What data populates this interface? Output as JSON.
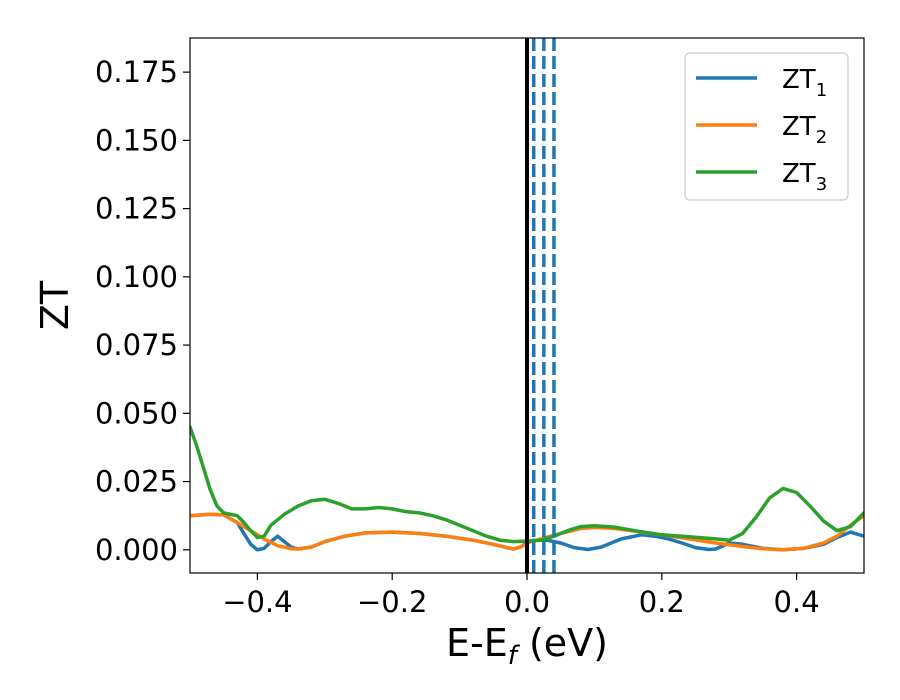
{
  "chart_data": {
    "type": "line",
    "xlabel_main": "E-E",
    "xlabel_sub": "f",
    "xlabel_unit": " (eV)",
    "ylabel": "ZT",
    "xlim": [
      -0.5,
      0.5
    ],
    "ylim": [
      -0.0085,
      0.1875
    ],
    "xticks": [
      -0.4,
      -0.2,
      0.0,
      0.2,
      0.4
    ],
    "xtick_labels": [
      "−0.4",
      "−0.2",
      "0.0",
      "0.2",
      "0.4"
    ],
    "yticks": [
      0.0,
      0.025,
      0.05,
      0.075,
      0.1,
      0.125,
      0.15,
      0.175
    ],
    "ytick_labels": [
      "0.000",
      "0.025",
      "0.050",
      "0.075",
      "0.100",
      "0.125",
      "0.150",
      "0.175"
    ],
    "grid": false,
    "legend_position": "top-right",
    "vline_solid": {
      "x": 0.0,
      "color": "#000000"
    },
    "vlines_dashed": {
      "x": [
        0.01,
        0.025,
        0.04
      ],
      "color": "#1f77b4"
    },
    "series": [
      {
        "name_main": "ZT",
        "name_sub": "1",
        "color": "#1f77b4",
        "points": [
          [
            -0.5,
            0.0125
          ],
          [
            -0.47,
            0.013
          ],
          [
            -0.45,
            0.0128
          ],
          [
            -0.43,
            0.01
          ],
          [
            -0.42,
            0.006
          ],
          [
            -0.41,
            0.002
          ],
          [
            -0.4,
            0.0
          ],
          [
            -0.39,
            0.0005
          ],
          [
            -0.38,
            0.003
          ],
          [
            -0.37,
            0.005
          ],
          [
            -0.36,
            0.003
          ],
          [
            -0.35,
            0.001
          ],
          [
            -0.34,
            0.0003
          ],
          [
            -0.32,
            0.001
          ],
          [
            -0.3,
            0.003
          ],
          [
            -0.27,
            0.005
          ],
          [
            -0.24,
            0.0062
          ],
          [
            -0.2,
            0.0065
          ],
          [
            -0.16,
            0.006
          ],
          [
            -0.12,
            0.005
          ],
          [
            -0.08,
            0.0035
          ],
          [
            -0.05,
            0.002
          ],
          [
            -0.03,
            0.0008
          ],
          [
            -0.02,
            0.0003
          ],
          [
            -0.01,
            0.001
          ],
          [
            0.0,
            0.0025
          ],
          [
            0.01,
            0.0035
          ],
          [
            0.03,
            0.0035
          ],
          [
            0.05,
            0.0025
          ],
          [
            0.07,
            0.0008
          ],
          [
            0.09,
            0.0001
          ],
          [
            0.11,
            0.001
          ],
          [
            0.14,
            0.004
          ],
          [
            0.17,
            0.0055
          ],
          [
            0.19,
            0.005
          ],
          [
            0.21,
            0.004
          ],
          [
            0.23,
            0.0025
          ],
          [
            0.25,
            0.0008
          ],
          [
            0.27,
            0.0001
          ],
          [
            0.28,
            0.0003
          ],
          [
            0.3,
            0.0025
          ],
          [
            0.32,
            0.002
          ],
          [
            0.35,
            0.0005
          ],
          [
            0.38,
            0.0
          ],
          [
            0.41,
            0.0005
          ],
          [
            0.44,
            0.002
          ],
          [
            0.46,
            0.0045
          ],
          [
            0.48,
            0.0065
          ],
          [
            0.5,
            0.005
          ]
        ]
      },
      {
        "name_main": "ZT",
        "name_sub": "2",
        "color": "#ff7f0e",
        "points": [
          [
            -0.5,
            0.0125
          ],
          [
            -0.47,
            0.013
          ],
          [
            -0.45,
            0.0128
          ],
          [
            -0.43,
            0.01
          ],
          [
            -0.41,
            0.007
          ],
          [
            -0.39,
            0.004
          ],
          [
            -0.37,
            0.0015
          ],
          [
            -0.35,
            0.0004
          ],
          [
            -0.34,
            0.0003
          ],
          [
            -0.32,
            0.001
          ],
          [
            -0.3,
            0.003
          ],
          [
            -0.27,
            0.005
          ],
          [
            -0.24,
            0.0062
          ],
          [
            -0.2,
            0.0065
          ],
          [
            -0.16,
            0.006
          ],
          [
            -0.12,
            0.005
          ],
          [
            -0.08,
            0.0035
          ],
          [
            -0.05,
            0.002
          ],
          [
            -0.03,
            0.0008
          ],
          [
            -0.02,
            0.0003
          ],
          [
            -0.01,
            0.001
          ],
          [
            0.0,
            0.0025
          ],
          [
            0.02,
            0.004
          ],
          [
            0.05,
            0.006
          ],
          [
            0.08,
            0.0078
          ],
          [
            0.1,
            0.0082
          ],
          [
            0.13,
            0.0078
          ],
          [
            0.16,
            0.0068
          ],
          [
            0.2,
            0.0055
          ],
          [
            0.24,
            0.004
          ],
          [
            0.28,
            0.0025
          ],
          [
            0.32,
            0.0012
          ],
          [
            0.35,
            0.0004
          ],
          [
            0.38,
            0.0
          ],
          [
            0.41,
            0.0005
          ],
          [
            0.44,
            0.0025
          ],
          [
            0.46,
            0.005
          ],
          [
            0.48,
            0.009
          ],
          [
            0.5,
            0.0125
          ]
        ]
      },
      {
        "name_main": "ZT",
        "name_sub": "3",
        "color": "#2ca02c",
        "points": [
          [
            -0.5,
            0.045
          ],
          [
            -0.49,
            0.038
          ],
          [
            -0.48,
            0.03
          ],
          [
            -0.47,
            0.022
          ],
          [
            -0.46,
            0.016
          ],
          [
            -0.45,
            0.0135
          ],
          [
            -0.44,
            0.013
          ],
          [
            -0.43,
            0.0125
          ],
          [
            -0.42,
            0.01
          ],
          [
            -0.41,
            0.007
          ],
          [
            -0.4,
            0.0045
          ],
          [
            -0.39,
            0.005
          ],
          [
            -0.38,
            0.009
          ],
          [
            -0.36,
            0.013
          ],
          [
            -0.34,
            0.016
          ],
          [
            -0.32,
            0.018
          ],
          [
            -0.3,
            0.0185
          ],
          [
            -0.28,
            0.017
          ],
          [
            -0.26,
            0.015
          ],
          [
            -0.24,
            0.015
          ],
          [
            -0.22,
            0.0155
          ],
          [
            -0.2,
            0.015
          ],
          [
            -0.18,
            0.014
          ],
          [
            -0.16,
            0.0135
          ],
          [
            -0.14,
            0.0125
          ],
          [
            -0.12,
            0.011
          ],
          [
            -0.1,
            0.009
          ],
          [
            -0.08,
            0.007
          ],
          [
            -0.06,
            0.005
          ],
          [
            -0.04,
            0.0035
          ],
          [
            -0.02,
            0.003
          ],
          [
            0.0,
            0.0032
          ],
          [
            0.02,
            0.0035
          ],
          [
            0.04,
            0.005
          ],
          [
            0.06,
            0.007
          ],
          [
            0.08,
            0.0085
          ],
          [
            0.1,
            0.0088
          ],
          [
            0.13,
            0.0083
          ],
          [
            0.16,
            0.007
          ],
          [
            0.2,
            0.0055
          ],
          [
            0.24,
            0.0048
          ],
          [
            0.28,
            0.004
          ],
          [
            0.3,
            0.0035
          ],
          [
            0.32,
            0.006
          ],
          [
            0.34,
            0.012
          ],
          [
            0.36,
            0.019
          ],
          [
            0.38,
            0.0225
          ],
          [
            0.4,
            0.021
          ],
          [
            0.42,
            0.016
          ],
          [
            0.44,
            0.0105
          ],
          [
            0.46,
            0.007
          ],
          [
            0.48,
            0.0085
          ],
          [
            0.5,
            0.0135
          ]
        ]
      }
    ]
  }
}
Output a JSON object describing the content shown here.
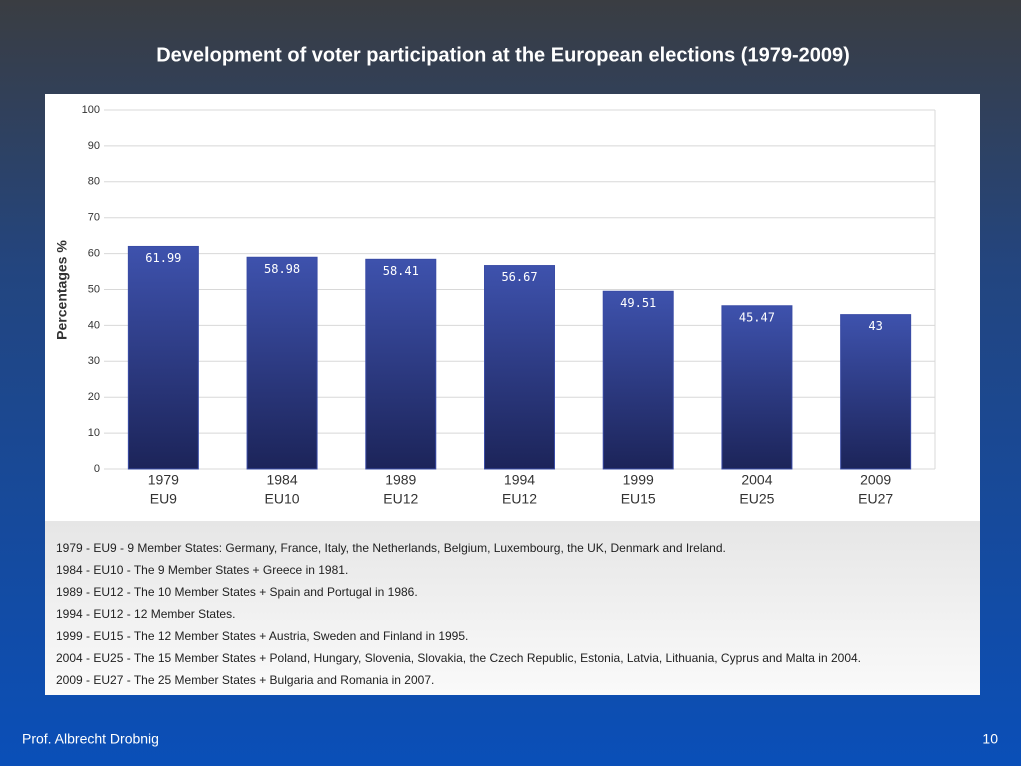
{
  "chart_data": {
    "type": "bar",
    "title": "Development of voter participation at the European elections (1979-2009)",
    "ylabel": "Percentages %",
    "categories": [
      [
        "1979",
        "EU9"
      ],
      [
        "1984",
        "EU10"
      ],
      [
        "1989",
        "EU12"
      ],
      [
        "1994",
        "EU12"
      ],
      [
        "1999",
        "EU15"
      ],
      [
        "2004",
        "EU25"
      ],
      [
        "2009",
        "EU27"
      ]
    ],
    "values": [
      61.99,
      58.98,
      58.41,
      56.67,
      49.51,
      45.47,
      43
    ],
    "color": "#3a4ca6",
    "ylim": [
      0,
      100
    ],
    "yticks": [
      0,
      10,
      20,
      30,
      40,
      50,
      60,
      70,
      80,
      90,
      100
    ],
    "grid": true
  },
  "notes": [
    "1979 - EU9 - 9 Member States: Germany, France, Italy, the Netherlands, Belgium, Luxembourg, the UK, Denmark and Ireland.",
    "1984 - EU10 - The 9 Member States + Greece in 1981.",
    "1989 - EU12 - The 10 Member States + Spain and Portugal in 1986.",
    "1994 - EU12 - 12 Member States.",
    "1999 - EU15 - The 12 Member States + Austria, Sweden and Finland in 1995.",
    "2004 - EU25 - The 15 Member States + Poland, Hungary, Slovenia, Slovakia, the Czech Republic, Estonia, Latvia, Lithuania, Cyprus and Malta in 2004.",
    "2009 - EU27 - The 25 Member States + Bulgaria and Romania in 2007."
  ],
  "footer": {
    "author": "Prof. Albrecht Drobnig",
    "page": "10"
  }
}
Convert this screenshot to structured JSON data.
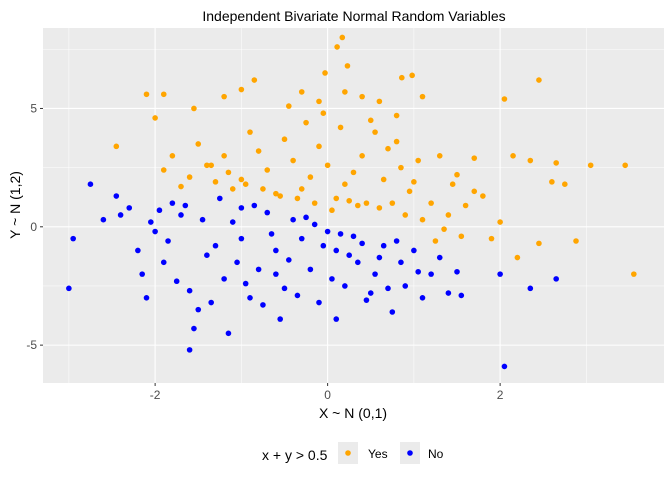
{
  "chart_data": {
    "type": "scatter",
    "title": "Independent Bivariate Normal Random Variables",
    "xlabel": "X ~ N (0,1)",
    "ylabel": "Y ~ N (1,2)",
    "xlim": [
      -3.3,
      3.9
    ],
    "ylim": [
      -6.6,
      8.4
    ],
    "x_ticks": [
      -2,
      0,
      2
    ],
    "y_ticks": [
      -5,
      0,
      5
    ],
    "x_tick_labels": [
      "-2",
      "0",
      "2"
    ],
    "y_tick_labels": [
      "-5",
      "0",
      "5"
    ],
    "grid": true,
    "legend": {
      "title": "x + y > 0.5",
      "position": "bottom",
      "entries": [
        {
          "label": "Yes",
          "color": "#FFA500"
        },
        {
          "label": "No",
          "color": "#0000FF"
        }
      ]
    },
    "colors": {
      "yes": "#FFA500",
      "no": "#0000FF",
      "panel": "#EBEBEB",
      "grid_major": "#FFFFFF"
    },
    "points_note_free": true,
    "series": [
      {
        "key": "yes",
        "color": "#FFA500",
        "points": [
          [
            0.17,
            8.0
          ],
          [
            0.11,
            7.6
          ],
          [
            -0.03,
            6.5
          ],
          [
            0.23,
            6.8
          ],
          [
            0.2,
            5.7
          ],
          [
            0.98,
            6.4
          ],
          [
            0.86,
            6.3
          ],
          [
            2.45,
            6.2
          ],
          [
            -0.85,
            6.2
          ],
          [
            -1.0,
            5.8
          ],
          [
            -1.55,
            5.0
          ],
          [
            -2.0,
            4.6
          ],
          [
            -2.1,
            5.6
          ],
          [
            -1.9,
            5.6
          ],
          [
            -2.45,
            3.4
          ],
          [
            -1.2,
            5.5
          ],
          [
            -0.45,
            5.1
          ],
          [
            -0.3,
            5.7
          ],
          [
            -0.1,
            5.3
          ],
          [
            0.4,
            5.5
          ],
          [
            0.6,
            5.3
          ],
          [
            0.8,
            4.7
          ],
          [
            1.1,
            5.5
          ],
          [
            2.05,
            5.4
          ],
          [
            3.05,
            2.6
          ],
          [
            3.45,
            2.6
          ],
          [
            3.55,
            -2.0
          ],
          [
            2.88,
            -0.6
          ],
          [
            2.15,
            3.0
          ],
          [
            2.35,
            2.8
          ],
          [
            2.65,
            2.7
          ],
          [
            2.6,
            1.9
          ],
          [
            2.75,
            1.8
          ],
          [
            2.45,
            -0.7
          ],
          [
            2.2,
            -1.3
          ],
          [
            1.9,
            -0.5
          ],
          [
            2.0,
            0.2
          ],
          [
            1.7,
            1.5
          ],
          [
            1.5,
            2.2
          ],
          [
            1.3,
            3.0
          ],
          [
            1.7,
            2.9
          ],
          [
            1.2,
            1.0
          ],
          [
            1.4,
            0.5
          ],
          [
            1.55,
            -0.4
          ],
          [
            1.35,
            -0.1
          ],
          [
            1.1,
            0.3
          ],
          [
            0.95,
            1.5
          ],
          [
            0.85,
            2.5
          ],
          [
            0.7,
            3.3
          ],
          [
            0.55,
            4.0
          ],
          [
            0.4,
            3.0
          ],
          [
            0.3,
            2.3
          ],
          [
            0.2,
            1.8
          ],
          [
            0.1,
            1.2
          ],
          [
            0.0,
            2.6
          ],
          [
            -0.1,
            3.4
          ],
          [
            -0.2,
            2.1
          ],
          [
            -0.3,
            1.6
          ],
          [
            -0.4,
            2.8
          ],
          [
            -0.5,
            3.7
          ],
          [
            -0.6,
            1.4
          ],
          [
            -0.7,
            2.4
          ],
          [
            -0.8,
            3.2
          ],
          [
            -0.9,
            4.0
          ],
          [
            -1.0,
            2.0
          ],
          [
            -1.1,
            1.6
          ],
          [
            -1.2,
            3.0
          ],
          [
            -1.3,
            1.9
          ],
          [
            -1.4,
            2.6
          ],
          [
            -1.5,
            3.5
          ],
          [
            -1.6,
            2.1
          ],
          [
            -1.7,
            1.7
          ],
          [
            -1.8,
            3.0
          ],
          [
            -1.9,
            2.4
          ],
          [
            -0.25,
            4.4
          ],
          [
            0.15,
            4.2
          ],
          [
            0.5,
            4.5
          ],
          [
            0.75,
            1.0
          ],
          [
            0.6,
            0.8
          ],
          [
            0.45,
            1.0
          ],
          [
            0.9,
            0.5
          ],
          [
            1.0,
            1.9
          ],
          [
            0.35,
            0.9
          ],
          [
            0.25,
            1.1
          ],
          [
            1.6,
            0.9
          ],
          [
            1.8,
            1.3
          ],
          [
            1.25,
            -0.6
          ],
          [
            1.45,
            1.8
          ],
          [
            0.05,
            0.7
          ],
          [
            -0.15,
            1.0
          ],
          [
            -0.35,
            1.2
          ],
          [
            -0.55,
            1.3
          ],
          [
            -0.75,
            1.6
          ],
          [
            -0.95,
            1.8
          ],
          [
            -1.15,
            2.3
          ],
          [
            -1.35,
            2.6
          ],
          [
            0.65,
            2.0
          ],
          [
            0.8,
            3.6
          ],
          [
            1.05,
            2.8
          ],
          [
            -0.05,
            4.8
          ]
        ]
      },
      {
        "key": "no",
        "color": "#0000FF",
        "points": [
          [
            -3.0,
            -2.6
          ],
          [
            -2.95,
            -0.5
          ],
          [
            -2.75,
            1.8
          ],
          [
            -2.6,
            0.3
          ],
          [
            -2.45,
            1.3
          ],
          [
            -2.4,
            0.5
          ],
          [
            -2.3,
            0.8
          ],
          [
            -2.2,
            -1.0
          ],
          [
            -2.15,
            -2.0
          ],
          [
            -2.1,
            -3.0
          ],
          [
            -2.0,
            -0.2
          ],
          [
            -1.9,
            -1.5
          ],
          [
            -1.8,
            1.0
          ],
          [
            -1.7,
            0.5
          ],
          [
            -1.6,
            -2.7
          ],
          [
            -1.55,
            -4.3
          ],
          [
            -1.5,
            -3.5
          ],
          [
            -1.6,
            -5.2
          ],
          [
            -1.4,
            -1.2
          ],
          [
            -1.3,
            -0.8
          ],
          [
            -1.2,
            -2.2
          ],
          [
            -1.15,
            -4.5
          ],
          [
            -1.1,
            0.2
          ],
          [
            -1.0,
            -0.5
          ],
          [
            -0.9,
            -3.0
          ],
          [
            -0.8,
            -1.8
          ],
          [
            -0.7,
            0.6
          ],
          [
            -0.6,
            -1.0
          ],
          [
            -0.55,
            -3.9
          ],
          [
            -0.5,
            -2.6
          ],
          [
            -0.4,
            0.3
          ],
          [
            -0.3,
            -0.5
          ],
          [
            -0.2,
            -1.8
          ],
          [
            -0.1,
            -3.2
          ],
          [
            0.0,
            -0.2
          ],
          [
            0.1,
            -1.0
          ],
          [
            0.1,
            -3.9
          ],
          [
            0.2,
            -2.5
          ],
          [
            0.3,
            -0.4
          ],
          [
            0.35,
            -1.5
          ],
          [
            0.45,
            -3.1
          ],
          [
            0.55,
            -2.0
          ],
          [
            0.65,
            -0.8
          ],
          [
            0.75,
            -3.6
          ],
          [
            0.85,
            -1.5
          ],
          [
            0.9,
            -2.5
          ],
          [
            1.0,
            -1.0
          ],
          [
            1.1,
            -3.0
          ],
          [
            1.2,
            -2.0
          ],
          [
            1.3,
            -1.3
          ],
          [
            1.4,
            -2.8
          ],
          [
            1.5,
            -1.9
          ],
          [
            1.55,
            -2.9
          ],
          [
            2.0,
            -2.0
          ],
          [
            2.05,
            -5.9
          ],
          [
            2.35,
            -2.6
          ],
          [
            2.65,
            -2.2
          ],
          [
            -1.85,
            -0.6
          ],
          [
            -1.65,
            0.9
          ],
          [
            -1.45,
            0.3
          ],
          [
            -1.25,
            1.2
          ],
          [
            -1.05,
            -1.5
          ],
          [
            -0.85,
            0.9
          ],
          [
            -0.65,
            -0.3
          ],
          [
            -0.45,
            -1.4
          ],
          [
            -0.25,
            0.4
          ],
          [
            -0.05,
            -0.8
          ],
          [
            0.15,
            -0.3
          ],
          [
            -1.75,
            -2.3
          ],
          [
            -1.35,
            -3.2
          ],
          [
            -0.95,
            -2.4
          ],
          [
            -0.75,
            -3.3
          ],
          [
            -0.35,
            -2.9
          ],
          [
            0.05,
            -2.2
          ],
          [
            0.25,
            -1.2
          ],
          [
            0.4,
            -0.7
          ],
          [
            0.6,
            -1.3
          ],
          [
            0.8,
            -0.6
          ],
          [
            0.7,
            -2.6
          ],
          [
            1.05,
            -1.9
          ],
          [
            -2.05,
            0.2
          ],
          [
            -1.95,
            0.7
          ],
          [
            -0.15,
            0.1
          ],
          [
            -0.6,
            -2.0
          ],
          [
            -1.0,
            0.8
          ],
          [
            0.5,
            -2.8
          ]
        ]
      }
    ]
  }
}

◆ TASK PROMPT
Identify all lines in the records above with the word "this".

◆ THE RESPONSE
What data populates this interface? Output as JSON.
Convert this screenshot to structured JSON data.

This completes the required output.